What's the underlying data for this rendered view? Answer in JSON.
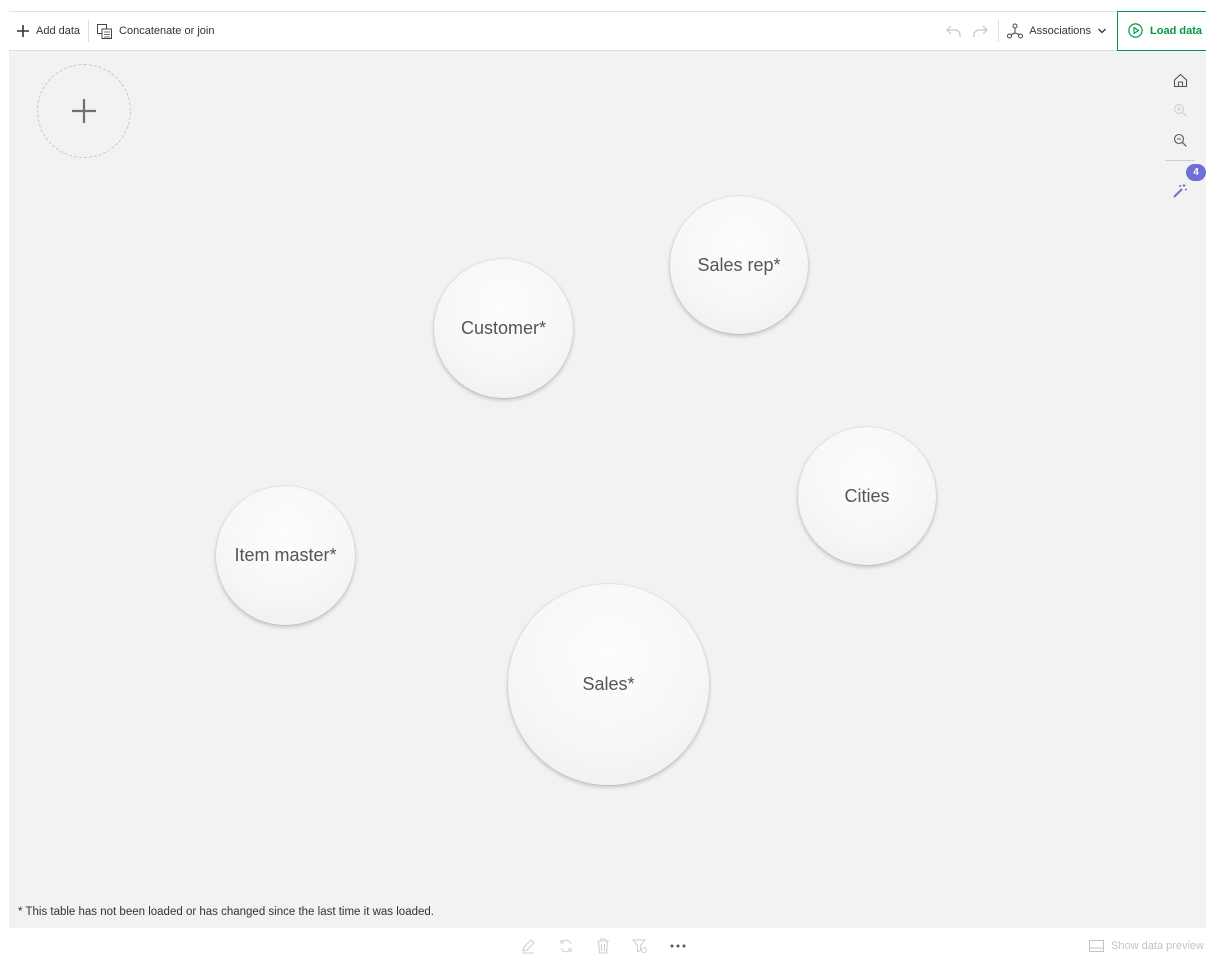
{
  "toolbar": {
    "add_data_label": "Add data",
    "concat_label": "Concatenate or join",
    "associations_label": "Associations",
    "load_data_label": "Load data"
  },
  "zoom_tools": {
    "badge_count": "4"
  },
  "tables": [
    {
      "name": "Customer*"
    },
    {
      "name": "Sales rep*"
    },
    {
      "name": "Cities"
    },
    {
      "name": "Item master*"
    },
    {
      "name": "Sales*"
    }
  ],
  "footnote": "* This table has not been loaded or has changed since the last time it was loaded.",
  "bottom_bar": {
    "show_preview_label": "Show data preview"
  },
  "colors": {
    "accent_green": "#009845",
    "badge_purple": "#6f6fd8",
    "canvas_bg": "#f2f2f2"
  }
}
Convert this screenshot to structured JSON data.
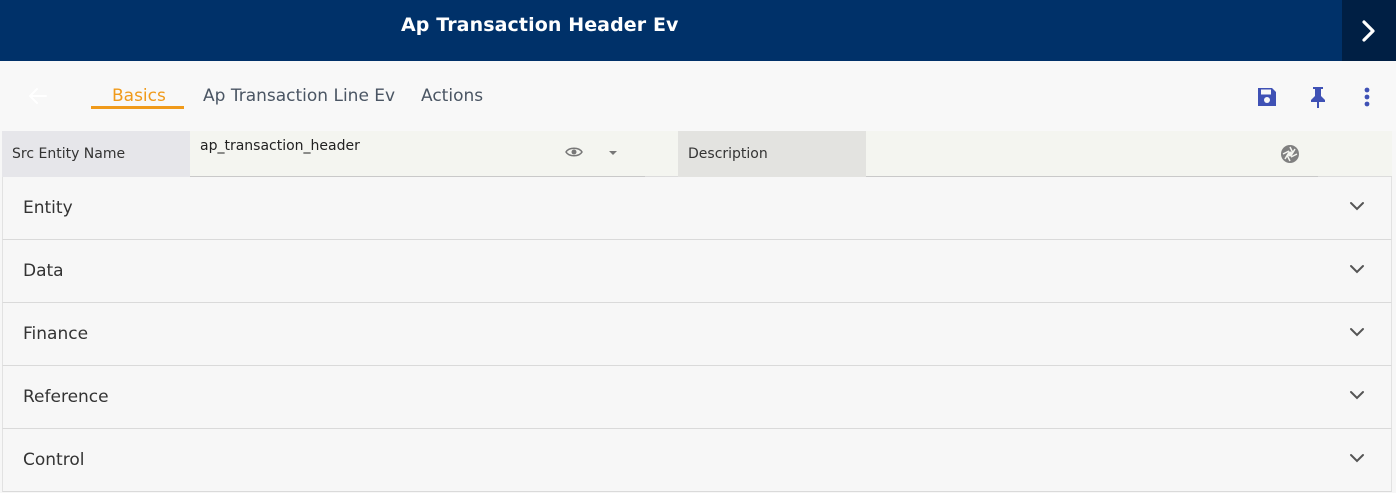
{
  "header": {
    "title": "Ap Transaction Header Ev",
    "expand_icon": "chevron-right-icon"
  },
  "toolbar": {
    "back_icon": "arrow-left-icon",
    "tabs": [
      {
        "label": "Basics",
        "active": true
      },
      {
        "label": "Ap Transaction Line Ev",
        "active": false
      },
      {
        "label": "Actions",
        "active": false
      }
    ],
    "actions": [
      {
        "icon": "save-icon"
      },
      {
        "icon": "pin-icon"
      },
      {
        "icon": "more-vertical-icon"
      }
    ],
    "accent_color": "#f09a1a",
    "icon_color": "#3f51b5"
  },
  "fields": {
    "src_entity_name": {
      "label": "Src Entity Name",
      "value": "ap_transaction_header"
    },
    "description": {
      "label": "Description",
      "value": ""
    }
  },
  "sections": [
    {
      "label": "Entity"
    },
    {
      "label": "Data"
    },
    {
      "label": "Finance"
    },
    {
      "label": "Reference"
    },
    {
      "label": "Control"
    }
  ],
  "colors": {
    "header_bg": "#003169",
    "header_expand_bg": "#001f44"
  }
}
○ ○ ○
WHAT IS ASKED:
Go through the listing above and write it all out exactly, leaving out any picture.

REPLY TO THE TASK:
What's the underlying data for this rendered view? Answer in JSON.
{
  "toolbar": {
    "add_data_label": "Add data",
    "concat_label": "Concatenate or join",
    "associations_label": "Associations",
    "load_data_label": "Load data"
  },
  "zoom_tools": {
    "badge_count": "4"
  },
  "tables": [
    {
      "name": "Customer*"
    },
    {
      "name": "Sales rep*"
    },
    {
      "name": "Cities"
    },
    {
      "name": "Item master*"
    },
    {
      "name": "Sales*"
    }
  ],
  "footnote": "* This table has not been loaded or has changed since the last time it was loaded.",
  "bottom_bar": {
    "show_preview_label": "Show data preview"
  },
  "colors": {
    "accent_green": "#009845",
    "badge_purple": "#6f6fd8",
    "canvas_bg": "#f2f2f2"
  }
}
Convert this screenshot to structured JSON data.
{
  "header": {
    "title": "Ap Transaction Header Ev",
    "expand_icon": "chevron-right-icon"
  },
  "toolbar": {
    "back_icon": "arrow-left-icon",
    "tabs": [
      {
        "label": "Basics",
        "active": true
      },
      {
        "label": "Ap Transaction Line Ev",
        "active": false
      },
      {
        "label": "Actions",
        "active": false
      }
    ],
    "actions": [
      {
        "icon": "save-icon"
      },
      {
        "icon": "pin-icon"
      },
      {
        "icon": "more-vertical-icon"
      }
    ],
    "accent_color": "#f09a1a",
    "icon_color": "#3f51b5"
  },
  "fields": {
    "src_entity_name": {
      "label": "Src Entity Name",
      "value": "ap_transaction_header"
    },
    "description": {
      "label": "Description",
      "value": ""
    }
  },
  "sections": [
    {
      "label": "Entity"
    },
    {
      "label": "Data"
    },
    {
      "label": "Finance"
    },
    {
      "label": "Reference"
    },
    {
      "label": "Control"
    }
  ],
  "colors": {
    "header_bg": "#003169",
    "header_expand_bg": "#001f44"
  }
}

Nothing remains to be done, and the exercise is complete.